OBJECTIVE ▸
Transcribe the records below in full; pictures stay out of the copy.

[Data records]
%%
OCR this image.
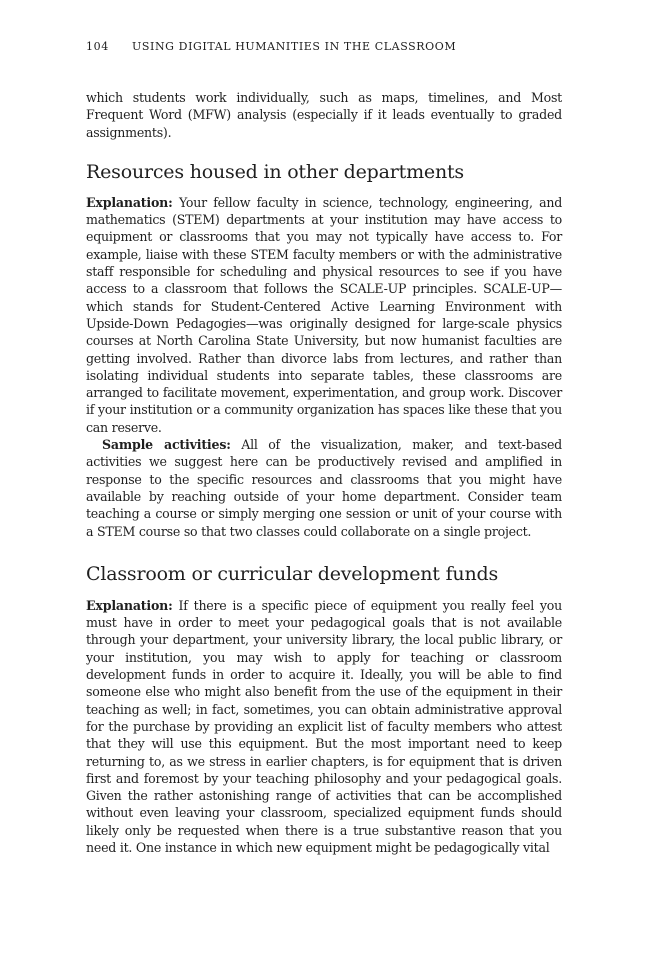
104	USING DIGITAL HUMANITIES IN THE CLASSROOM

which students work individually, such as maps, timelines, and Most Frequent Word (MFW) analysis (especially if it leads eventually to graded assignments).

Resources housed in other departments

Explanation: Your fellow faculty in science, technology, engineering, and mathematics (STEM) departments at your institution may have access to equipment or classrooms that you may not typically have access to. For example, liaise with these STEM faculty members or with the administrative staff responsible for scheduling and physical resources to see if you have access to a classroom that follows the SCALE-UP principles. SCALE-UP—which stands for Student-Centered Active Learning Environment with Upside-Down Pedagogies—was originally designed for large-scale physics courses at North Carolina State University, but now humanist faculties are getting involved. Rather than divorce labs from lectures, and rather than isolating individual students into separate tables, these classrooms are arranged to facilitate movement, experimentation, and group work. Discover if your institution or a community organization has spaces like these that you can reserve.

Sample activities: All of the visualization, maker, and text-based activities we suggest here can be productively revised and amplified in response to the specific resources and classrooms that you might have available by reaching outside of your home department. Consider team teaching a course or simply merging one session or unit of your course with a STEM course so that two classes could collaborate on a single project.

Classroom or curricular development funds

Explanation: If there is a specific piece of equipment you really feel you must have in order to meet your pedagogical goals that is not available through your department, your university library, the local public library, or your institution, you may wish to apply for teaching or classroom development funds in order to acquire it. Ideally, you will be able to find someone else who might also benefit from the use of the equipment in their teaching as well; in fact, sometimes, you can obtain administrative approval for the purchase by providing an explicit list of faculty members who attest that they will use this equipment. But the most important need to keep returning to, as we stress in earlier chapters, is for equipment that is driven first and foremost by your teaching philosophy and your pedagogical goals. Given the rather astonishing range of activities that can be accomplished without even leaving your classroom, specialized equipment funds should likely only be requested when there is a true substantive reason that you need it. One instance in which new equipment might be pedagogically vital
%%
RIGHT ANSWER ▸
OCR this image.
104	USING DIGITAL HUMANITIES IN THE CLASSROOM

which students work individually, such as maps, timelines, and Most Frequent Word (MFW) analysis (especially if it leads eventually to graded assignments).

Resources housed in other departments

Explanation: Your fellow faculty in science, technology, engineering, and mathematics (STEM) departments at your institution may have access to equipment or classrooms that you may not typically have access to. For example, liaise with these STEM faculty members or with the administrative staff responsible for scheduling and physical resources to see if you have access to a classroom that follows the SCALE-UP principles. SCALE-UP—which stands for Student-Centered Active Learning Environment with Upside-Down Pedagogies—was originally designed for large-scale physics courses at North Carolina State University, but now humanist faculties are getting involved. Rather than divorce labs from lectures, and rather than isolating individual students into separate tables, these classrooms are arranged to facilitate movement, experimentation, and group work. Discover if your institution or a community organization has spaces like these that you can reserve.

Sample activities: All of the visualization, maker, and text-based activities we suggest here can be productively revised and amplified in response to the specific resources and classrooms that you might have available by reaching outside of your home department. Consider team teaching a course or simply merging one session or unit of your course with a STEM course so that two classes could collaborate on a single project.

Classroom or curricular development funds

Explanation: If there is a specific piece of equipment you really feel you must have in order to meet your pedagogical goals that is not available through your department, your university library, the local public library, or your institution, you may wish to apply for teaching or classroom development funds in order to acquire it. Ideally, you will be able to find someone else who might also benefit from the use of the equipment in their teaching as well; in fact, sometimes, you can obtain administrative approval for the purchase by providing an explicit list of faculty members who attest that they will use this equipment. But the most important need to keep returning to, as we stress in earlier chapters, is for equipment that is driven first and foremost by your teaching philosophy and your pedagogical goals. Given the rather astonishing range of activities that can be accomplished without even leaving your classroom, specialized equipment funds should likely only be requested when there is a true substantive reason that you need it. One instance in which new equipment might be pedagogically vital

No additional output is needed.